_Records for the exercise:_
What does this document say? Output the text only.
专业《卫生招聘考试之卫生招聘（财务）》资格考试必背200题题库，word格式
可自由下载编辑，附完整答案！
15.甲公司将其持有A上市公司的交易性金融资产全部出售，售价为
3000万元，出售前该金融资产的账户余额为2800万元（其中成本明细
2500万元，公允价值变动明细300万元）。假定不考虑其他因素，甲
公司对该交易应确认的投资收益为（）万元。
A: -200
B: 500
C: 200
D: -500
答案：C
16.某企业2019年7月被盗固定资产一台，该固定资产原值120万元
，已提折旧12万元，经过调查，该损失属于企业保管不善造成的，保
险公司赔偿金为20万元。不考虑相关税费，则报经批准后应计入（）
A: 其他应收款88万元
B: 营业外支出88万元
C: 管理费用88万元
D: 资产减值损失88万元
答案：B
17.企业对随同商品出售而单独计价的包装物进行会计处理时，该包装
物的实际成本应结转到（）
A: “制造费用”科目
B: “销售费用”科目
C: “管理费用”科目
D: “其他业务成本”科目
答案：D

_Aim of the task:_ Copy the data above in full, character for character.

_Answer for the task:_
What does this document say? Output the text only.
专业《卫生招聘考试之卫生招聘（财务）》资格考试必背200题题库，word格式
可自由下载编辑，附完整答案！
15.甲公司将其持有A上市公司的交易性金融资产全部出售，售价为
3000万元，出售前该金融资产的账户余额为2800万元（其中成本明细
2500万元，公允价值变动明细300万元）。假定不考虑其他因素，甲
公司对该交易应确认的投资收益为（）万元。
A: -200
B: 500
C: 200
D: -500
答案：C
16.某企业2019年7月被盗固定资产一台，该固定资产原值120万元
，已提折旧12万元，经过调查，该损失属于企业保管不善造成的，保
险公司赔偿金为20万元。不考虑相关税费，则报经批准后应计入（）
A: 其他应收款88万元
B: 营业外支出88万元
C: 管理费用88万元
D: 资产减值损失88万元
答案：B
17.企业对随同商品出售而单独计价的包装物进行会计处理时，该包装
物的实际成本应结转到（）
A: “制造费用”科目
B: “销售费用”科目
C: “管理费用”科目
D: “其他业务成本”科目
答案：D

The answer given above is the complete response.